_Data for the task_.
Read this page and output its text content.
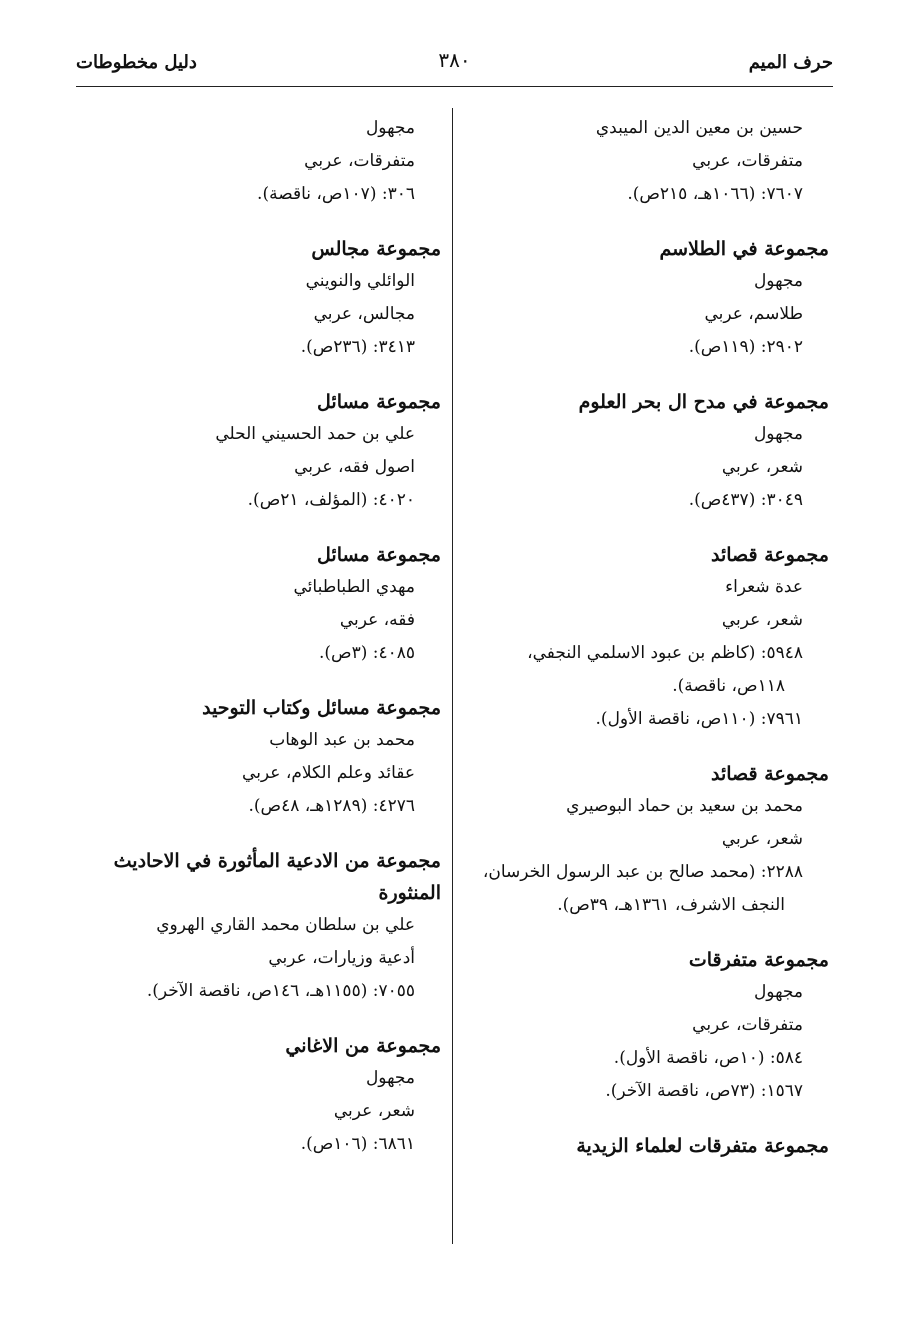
حرف الميم
٣٨٠
دليل مخطوطات
حسين بن معين الدين الميبدي
متفرقات، عربي
٧٦٠٧: (١٠٦٦هـ، ٢١٥ص).
مجموعة في الطلاسم
مجهول
طلاسم، عربي
٢٩٠٢: (١١٩ص).
مجموعة في مدح ال بحر العلوم
مجهول
شعر، عربي
٣٠٤٩: (٤٣٧ص).
مجموعة قصائد
عدة شعراء
شعر، عربي
٥٩٤٨: (كاظم بن عبود الاسلمي النجفي،
١١٨ص، ناقصة).
٧٩٦١: (١١٠ص، ناقصة الأول).
مجموعة قصائد
محمد بن سعيد بن حماد البوصيري
شعر، عربي
٢٢٨٨: (محمد صالح بن عبد الرسول الخرسان،
النجف الاشرف، ١٣٦١هـ، ٣٩ص).
مجموعة متفرقات
مجهول
متفرقات، عربي
٥٨٤: (١٠ص، ناقصة الأول).
١٥٦٧: (٧٣ص، ناقصة الآخر).
مجموعة متفرقات لعلماء الزيدية
مجهول
متفرقات، عربي
٣٠٦: (١٠٧ص، ناقصة).
مجموعة مجالس
الوائلي والنويني
مجالس، عربي
٣٤١٣: (٢٣٦ص).
مجموعة مسائل
علي بن حمد الحسيني الحلي
اصول فقه، عربي
٤٠٢٠: (المؤلف، ٢١ص).
مجموعة مسائل
مهدي الطباطبائي
فقه، عربي
٤٠٨٥: (٣ص).
مجموعة مسائل وكتاب التوحيد
محمد بن عبد الوهاب
عقائد وعلم الكلام، عربي
٤٢٧٦: (١٢٨٩هـ، ٤٨ص).
مجموعة من الادعية المأثورة في الاحاديث المنثورة
علي بن سلطان محمد القاري الهروي
أدعية وزيارات، عربي
٧٠٥٥: (١١٥٥هـ، ١٤٦ص، ناقصة الآخر).
مجموعة من الاغاني
مجهول
شعر، عربي
٦٨٦١: (١٠٦ص).
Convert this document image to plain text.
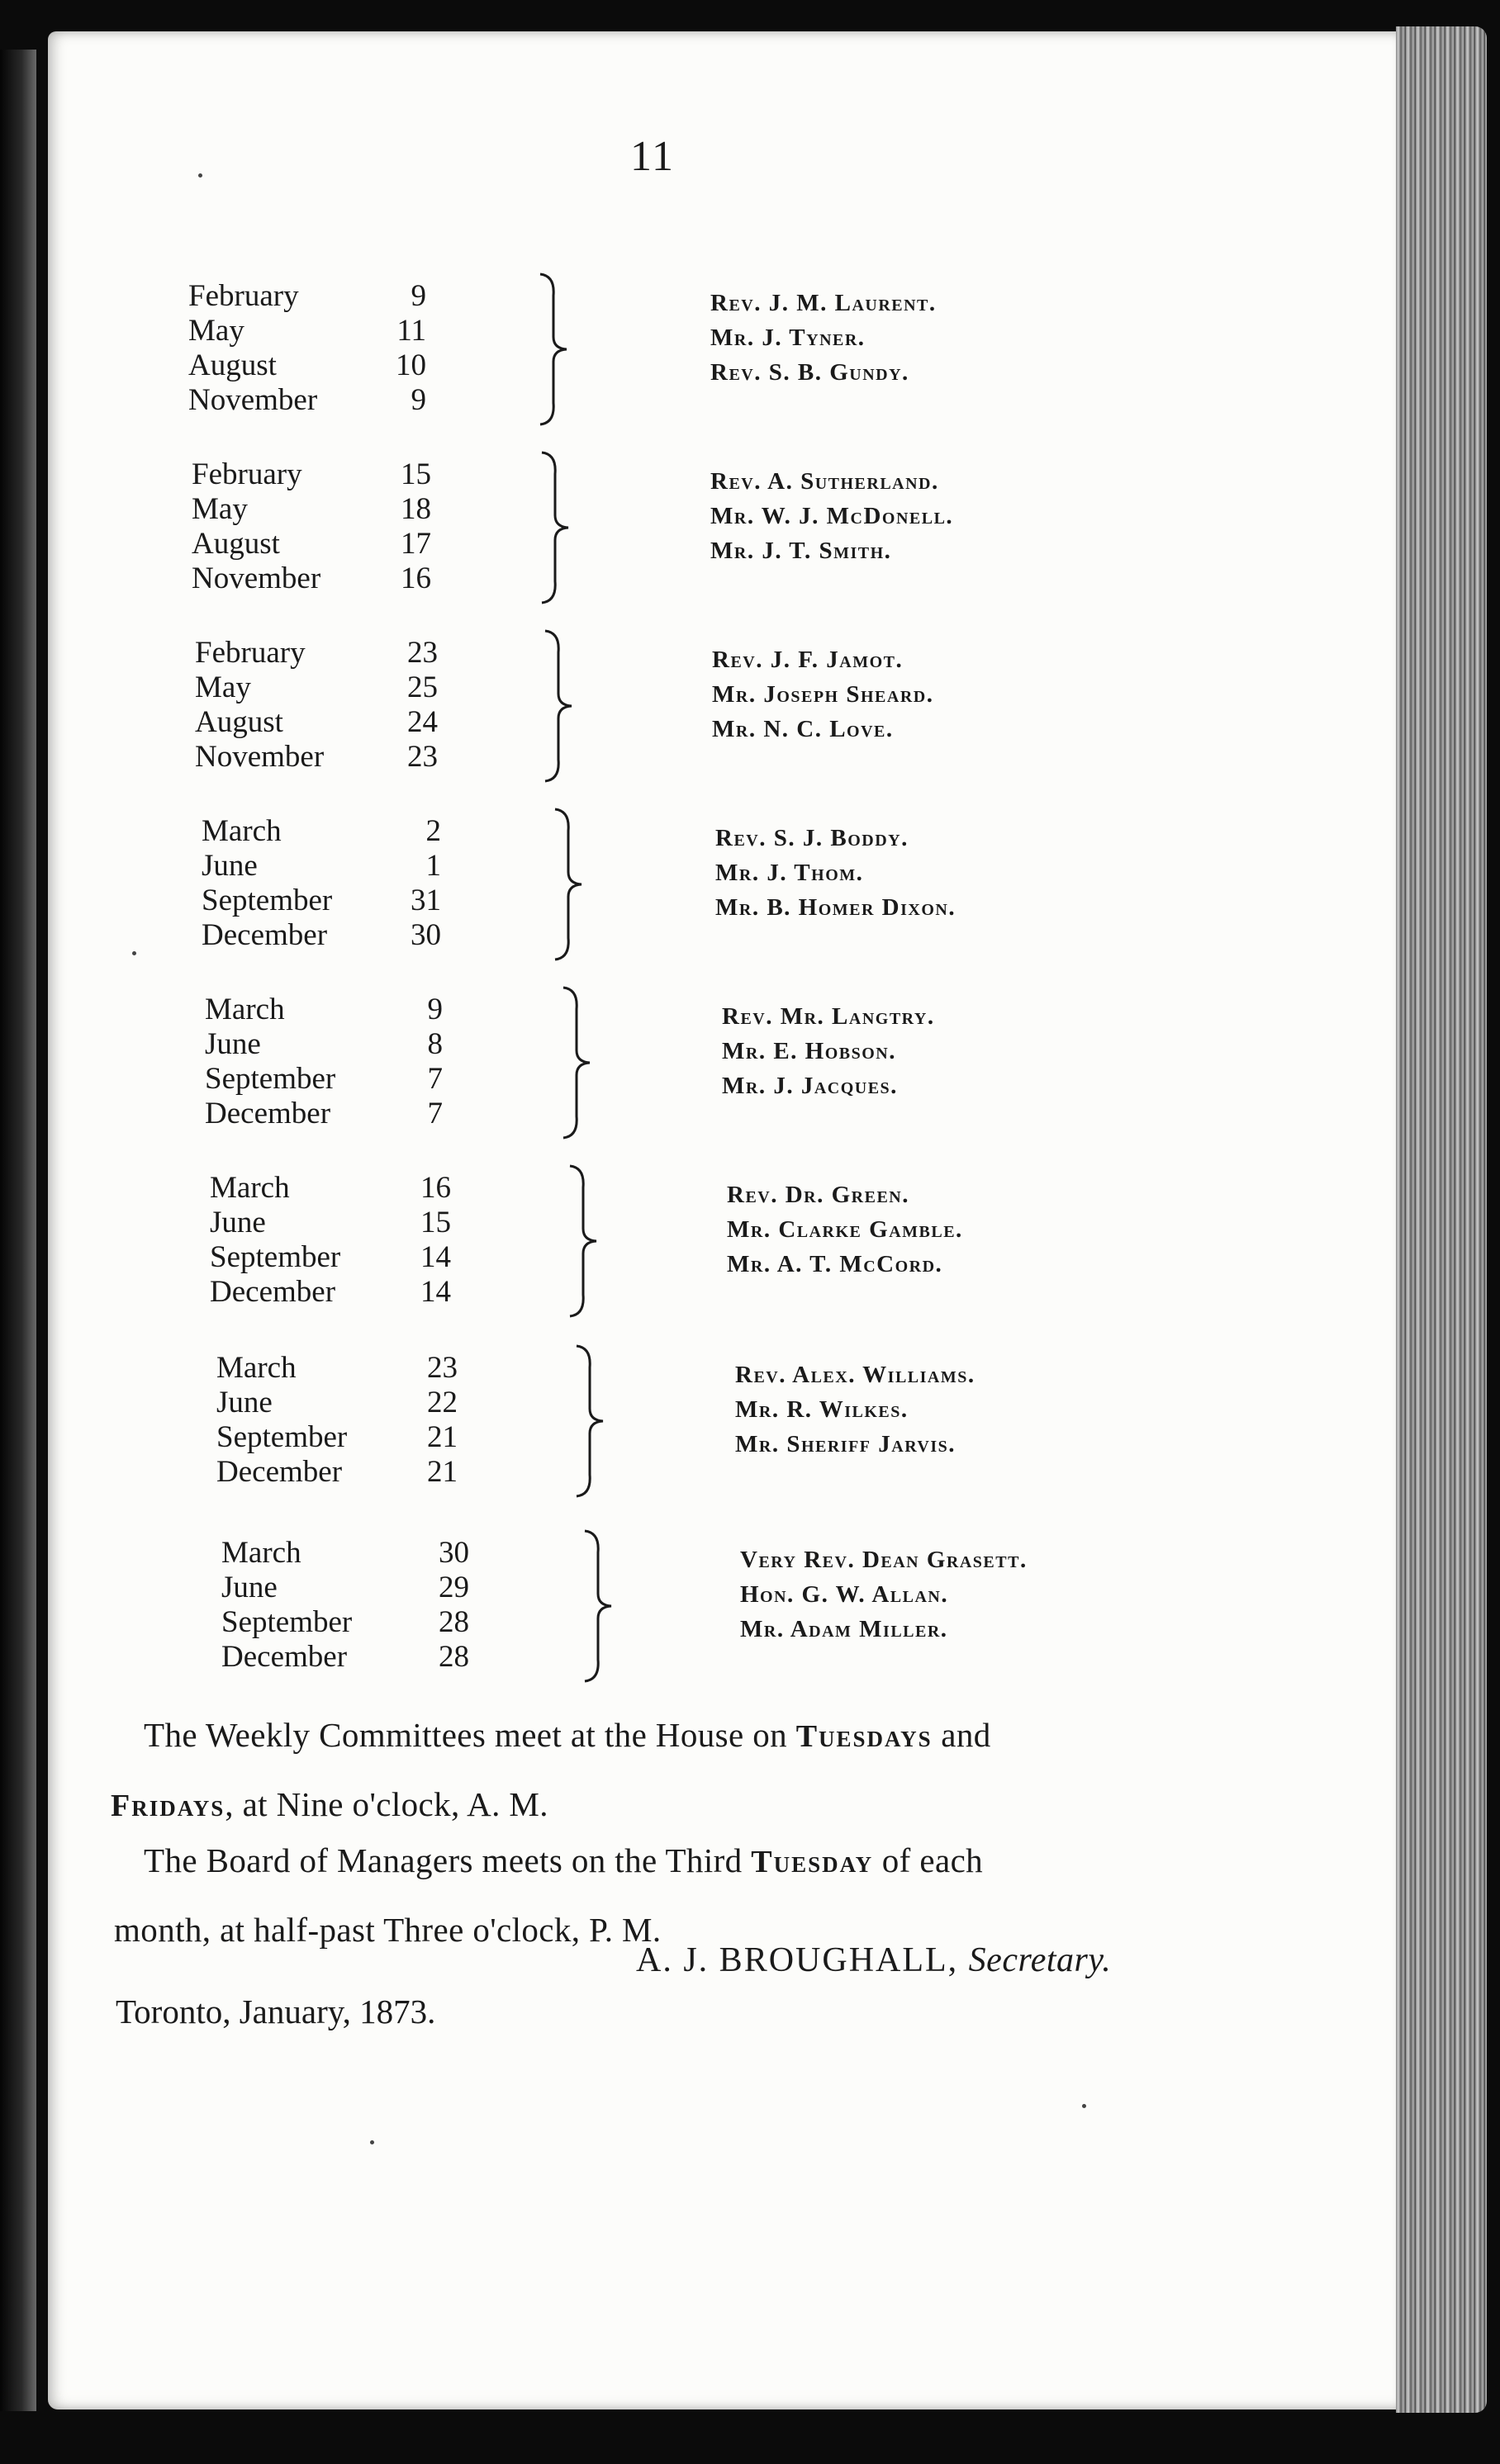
11
February	9
May	11
August	10
November	9
Rev. J. M. Laurent.
Mr. J. Tyner.
Rev. S. B. Gundy.
February	15
May	18
August	17
November	16
Rev. A. Sutherland.
Mr. W. J. McDonell.
Mr. J. T. Smith.
February	23
May	25
August	24
November	23
Rev. J. F. Jamot.
Mr. Joseph Sheard.
Mr. N. C. Love.
March	2
June	1
September	31
December	30
Rev. S. J. Boddy.
Mr. J. Thom.
Mr. B. Homer Dixon.
March	9
June	8
September	7
December	7
Rev. Mr. Langtry.
Mr. E. Hobson.
Mr. J. Jacques.
March	16
June	15
September	14
December	14
Rev. Dr. Green.
Mr. Clarke Gamble.
Mr. A. T. McCord.
March	23
June	22
September	21
December	21
Rev. Alex. Williams.
Mr. R. Wilkes.
Mr. Sheriff Jarvis.
March	30
June	29
September	28
December	28
Very Rev. Dean Grasett.
Hon. G. W. Allan.
Mr. Adam Miller.
The Weekly Committees meet at the House on Tuesdays and
Fridays, at Nine o'clock, A. M.
The Board of Managers meets on the Third Tuesday of each
month, at half-past Three o'clock, P. M.
A. J. BROUGHALL, Secretary.
Toronto, January, 1873.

_Objective_. Show each line in the entries that holds the string "this".

_Solution below_.
Read this page and output its text content.
Convert this document image to plain text.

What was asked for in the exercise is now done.